**The task:** Locate all lines in the data below that hold "JSON" and show them.
+---+
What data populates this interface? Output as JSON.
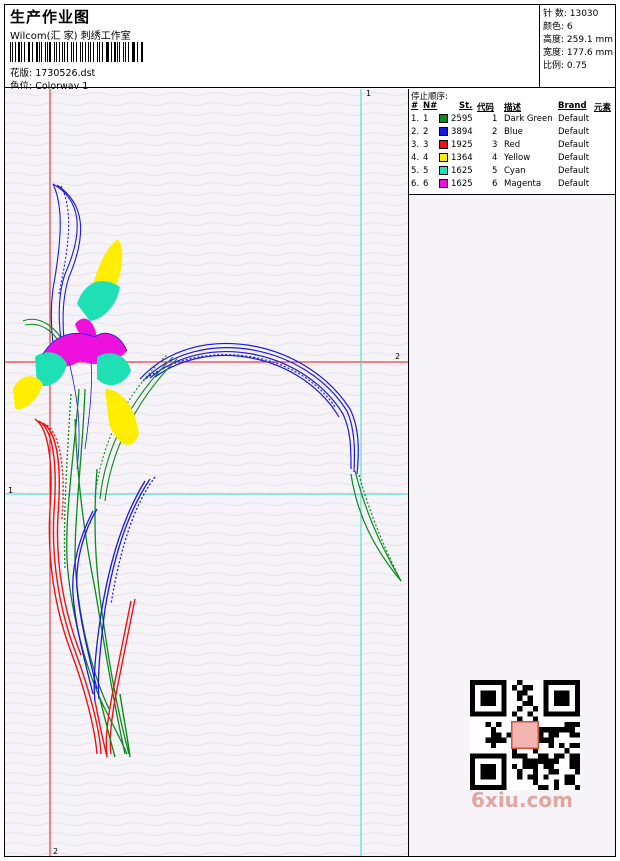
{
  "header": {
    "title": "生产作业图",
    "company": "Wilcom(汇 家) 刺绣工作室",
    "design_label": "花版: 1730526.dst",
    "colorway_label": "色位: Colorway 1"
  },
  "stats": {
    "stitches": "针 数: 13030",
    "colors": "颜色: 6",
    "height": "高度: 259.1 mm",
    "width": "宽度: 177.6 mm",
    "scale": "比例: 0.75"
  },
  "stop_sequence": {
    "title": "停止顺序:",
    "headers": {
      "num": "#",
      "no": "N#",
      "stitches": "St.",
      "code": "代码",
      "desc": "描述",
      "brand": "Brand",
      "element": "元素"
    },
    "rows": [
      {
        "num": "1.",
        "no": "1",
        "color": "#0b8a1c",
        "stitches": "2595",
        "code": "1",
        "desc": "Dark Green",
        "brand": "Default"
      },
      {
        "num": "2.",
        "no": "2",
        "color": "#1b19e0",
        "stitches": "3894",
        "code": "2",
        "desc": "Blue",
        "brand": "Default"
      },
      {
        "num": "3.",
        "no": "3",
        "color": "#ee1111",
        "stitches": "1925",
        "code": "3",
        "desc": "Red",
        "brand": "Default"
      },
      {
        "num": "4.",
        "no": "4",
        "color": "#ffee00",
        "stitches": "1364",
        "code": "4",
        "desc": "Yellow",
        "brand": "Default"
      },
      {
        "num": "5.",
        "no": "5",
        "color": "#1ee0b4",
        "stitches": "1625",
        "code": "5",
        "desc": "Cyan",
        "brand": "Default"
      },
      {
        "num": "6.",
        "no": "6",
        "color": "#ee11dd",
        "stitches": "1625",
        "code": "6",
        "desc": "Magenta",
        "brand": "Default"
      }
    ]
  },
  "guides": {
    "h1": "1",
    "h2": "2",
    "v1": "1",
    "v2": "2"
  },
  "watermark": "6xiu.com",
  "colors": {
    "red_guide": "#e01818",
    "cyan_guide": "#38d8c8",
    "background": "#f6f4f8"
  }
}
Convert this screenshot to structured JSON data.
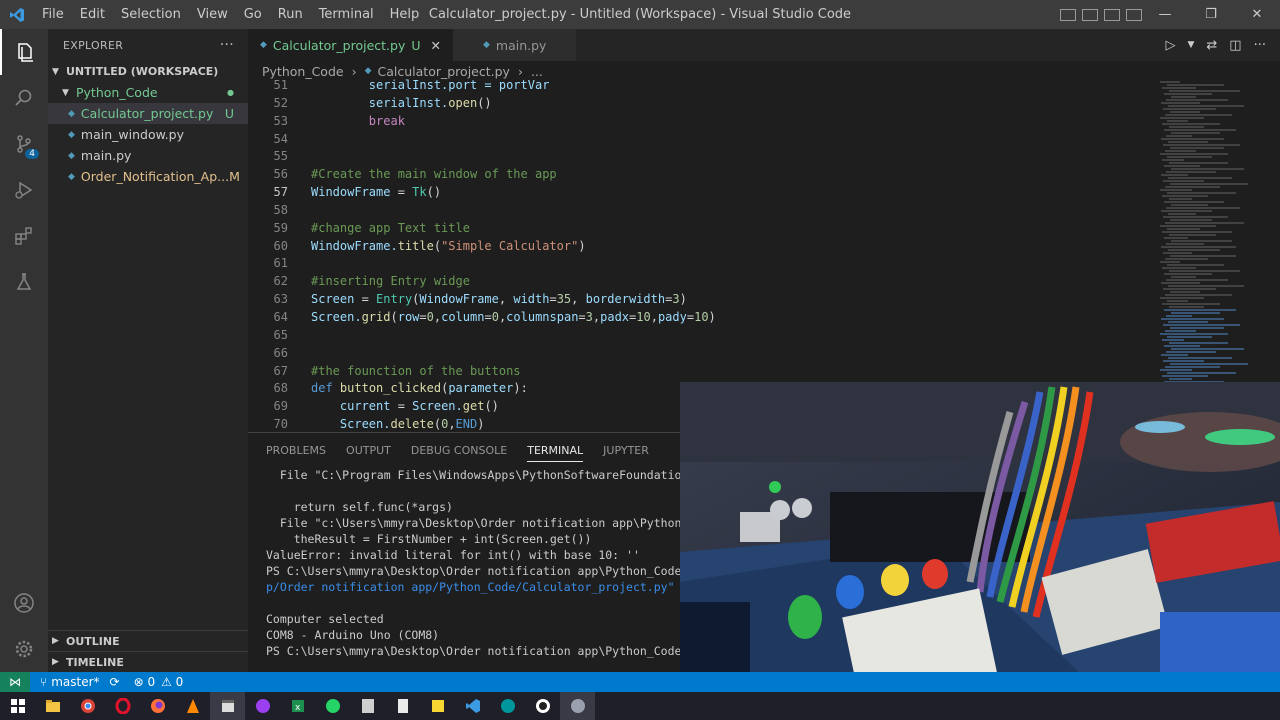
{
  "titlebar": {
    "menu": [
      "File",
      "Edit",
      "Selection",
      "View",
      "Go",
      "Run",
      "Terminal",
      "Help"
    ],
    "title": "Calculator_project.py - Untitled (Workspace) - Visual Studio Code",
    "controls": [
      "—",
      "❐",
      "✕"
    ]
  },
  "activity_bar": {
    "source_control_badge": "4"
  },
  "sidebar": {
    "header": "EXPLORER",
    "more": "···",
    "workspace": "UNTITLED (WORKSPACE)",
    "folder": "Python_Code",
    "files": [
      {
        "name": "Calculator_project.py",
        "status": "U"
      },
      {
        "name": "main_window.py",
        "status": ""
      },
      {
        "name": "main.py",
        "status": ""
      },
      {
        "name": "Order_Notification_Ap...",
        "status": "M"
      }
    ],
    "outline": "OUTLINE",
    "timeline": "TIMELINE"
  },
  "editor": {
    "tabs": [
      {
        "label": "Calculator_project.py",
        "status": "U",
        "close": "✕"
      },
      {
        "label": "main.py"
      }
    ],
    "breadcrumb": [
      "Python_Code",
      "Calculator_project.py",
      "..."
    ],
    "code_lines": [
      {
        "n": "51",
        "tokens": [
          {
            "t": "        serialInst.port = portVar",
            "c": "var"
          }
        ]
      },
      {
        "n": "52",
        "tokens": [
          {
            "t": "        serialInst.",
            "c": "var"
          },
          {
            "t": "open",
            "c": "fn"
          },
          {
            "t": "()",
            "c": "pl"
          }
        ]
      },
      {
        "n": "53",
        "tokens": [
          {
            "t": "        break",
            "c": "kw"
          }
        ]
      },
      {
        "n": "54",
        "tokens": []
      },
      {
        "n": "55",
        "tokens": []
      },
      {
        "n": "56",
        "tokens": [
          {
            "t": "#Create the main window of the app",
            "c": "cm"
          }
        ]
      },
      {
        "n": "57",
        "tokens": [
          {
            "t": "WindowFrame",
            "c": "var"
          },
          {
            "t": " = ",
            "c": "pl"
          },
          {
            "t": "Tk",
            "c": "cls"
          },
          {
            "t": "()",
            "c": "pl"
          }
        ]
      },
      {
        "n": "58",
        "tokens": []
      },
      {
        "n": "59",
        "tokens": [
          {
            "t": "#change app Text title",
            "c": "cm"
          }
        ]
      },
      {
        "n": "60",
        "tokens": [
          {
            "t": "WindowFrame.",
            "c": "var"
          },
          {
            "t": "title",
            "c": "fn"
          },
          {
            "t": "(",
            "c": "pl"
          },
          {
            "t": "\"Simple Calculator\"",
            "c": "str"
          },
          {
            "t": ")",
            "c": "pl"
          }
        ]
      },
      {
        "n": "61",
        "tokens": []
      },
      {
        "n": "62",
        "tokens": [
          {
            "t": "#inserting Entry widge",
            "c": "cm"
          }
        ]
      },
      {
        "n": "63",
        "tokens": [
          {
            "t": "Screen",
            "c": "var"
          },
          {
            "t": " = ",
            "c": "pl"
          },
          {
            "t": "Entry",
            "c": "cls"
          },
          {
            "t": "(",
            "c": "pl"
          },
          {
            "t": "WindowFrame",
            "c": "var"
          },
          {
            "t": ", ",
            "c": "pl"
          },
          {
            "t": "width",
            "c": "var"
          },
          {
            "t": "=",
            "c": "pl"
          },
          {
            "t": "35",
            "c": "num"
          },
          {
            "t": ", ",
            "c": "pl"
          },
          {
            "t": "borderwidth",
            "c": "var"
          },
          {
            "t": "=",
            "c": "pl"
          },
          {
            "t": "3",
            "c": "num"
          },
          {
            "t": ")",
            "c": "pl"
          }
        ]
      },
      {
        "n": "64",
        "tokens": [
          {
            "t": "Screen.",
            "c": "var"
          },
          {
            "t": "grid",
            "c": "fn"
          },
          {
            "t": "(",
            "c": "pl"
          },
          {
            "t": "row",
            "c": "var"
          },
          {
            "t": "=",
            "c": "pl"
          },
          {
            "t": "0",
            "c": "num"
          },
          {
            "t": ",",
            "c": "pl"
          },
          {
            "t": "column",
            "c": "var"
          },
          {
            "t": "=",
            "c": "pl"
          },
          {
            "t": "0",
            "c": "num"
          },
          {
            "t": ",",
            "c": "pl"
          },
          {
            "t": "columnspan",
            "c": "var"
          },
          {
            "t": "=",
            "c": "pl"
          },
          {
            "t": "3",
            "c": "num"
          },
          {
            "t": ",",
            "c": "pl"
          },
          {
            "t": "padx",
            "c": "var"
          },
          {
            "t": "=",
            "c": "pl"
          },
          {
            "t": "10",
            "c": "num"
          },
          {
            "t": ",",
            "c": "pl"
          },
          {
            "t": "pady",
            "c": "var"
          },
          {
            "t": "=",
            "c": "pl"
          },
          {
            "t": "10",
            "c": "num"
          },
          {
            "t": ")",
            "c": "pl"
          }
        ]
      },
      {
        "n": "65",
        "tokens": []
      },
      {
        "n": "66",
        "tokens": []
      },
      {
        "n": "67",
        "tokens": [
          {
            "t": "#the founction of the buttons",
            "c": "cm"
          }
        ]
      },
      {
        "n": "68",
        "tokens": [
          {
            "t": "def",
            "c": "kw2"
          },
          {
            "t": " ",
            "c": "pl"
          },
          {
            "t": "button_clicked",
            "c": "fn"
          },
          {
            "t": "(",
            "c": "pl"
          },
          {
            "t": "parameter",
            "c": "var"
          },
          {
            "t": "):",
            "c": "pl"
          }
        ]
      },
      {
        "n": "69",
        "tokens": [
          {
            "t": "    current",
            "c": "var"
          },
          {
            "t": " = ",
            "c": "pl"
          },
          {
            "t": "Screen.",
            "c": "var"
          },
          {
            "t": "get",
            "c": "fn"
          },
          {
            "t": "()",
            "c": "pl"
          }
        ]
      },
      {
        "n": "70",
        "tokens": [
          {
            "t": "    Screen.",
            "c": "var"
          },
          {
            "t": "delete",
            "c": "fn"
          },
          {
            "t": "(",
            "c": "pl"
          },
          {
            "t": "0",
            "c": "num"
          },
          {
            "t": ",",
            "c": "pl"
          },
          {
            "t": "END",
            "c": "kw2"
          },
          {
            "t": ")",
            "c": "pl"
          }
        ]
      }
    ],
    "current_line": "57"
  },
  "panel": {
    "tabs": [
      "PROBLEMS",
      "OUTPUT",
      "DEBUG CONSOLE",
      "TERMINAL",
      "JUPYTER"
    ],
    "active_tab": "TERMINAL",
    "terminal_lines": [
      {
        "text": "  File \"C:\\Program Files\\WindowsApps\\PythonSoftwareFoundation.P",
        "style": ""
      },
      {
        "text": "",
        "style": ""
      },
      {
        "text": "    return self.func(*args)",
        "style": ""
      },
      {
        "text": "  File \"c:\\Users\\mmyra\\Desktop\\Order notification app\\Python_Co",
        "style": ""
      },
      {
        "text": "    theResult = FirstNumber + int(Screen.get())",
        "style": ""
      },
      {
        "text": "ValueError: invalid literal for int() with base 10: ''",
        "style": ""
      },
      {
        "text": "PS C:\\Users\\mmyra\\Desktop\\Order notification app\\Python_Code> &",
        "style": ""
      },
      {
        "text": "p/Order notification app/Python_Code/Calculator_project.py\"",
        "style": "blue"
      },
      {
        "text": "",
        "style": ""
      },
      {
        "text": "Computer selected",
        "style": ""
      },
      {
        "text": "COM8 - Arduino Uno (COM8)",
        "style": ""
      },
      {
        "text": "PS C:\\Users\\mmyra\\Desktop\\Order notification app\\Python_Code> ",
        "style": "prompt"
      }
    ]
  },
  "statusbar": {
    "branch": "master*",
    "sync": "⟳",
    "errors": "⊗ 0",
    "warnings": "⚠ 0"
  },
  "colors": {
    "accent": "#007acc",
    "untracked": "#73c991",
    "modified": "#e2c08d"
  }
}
+---+
**Answer to this problem:**
What data populates this interface? Output as JSON.
Convert this screenshot to structured JSON data.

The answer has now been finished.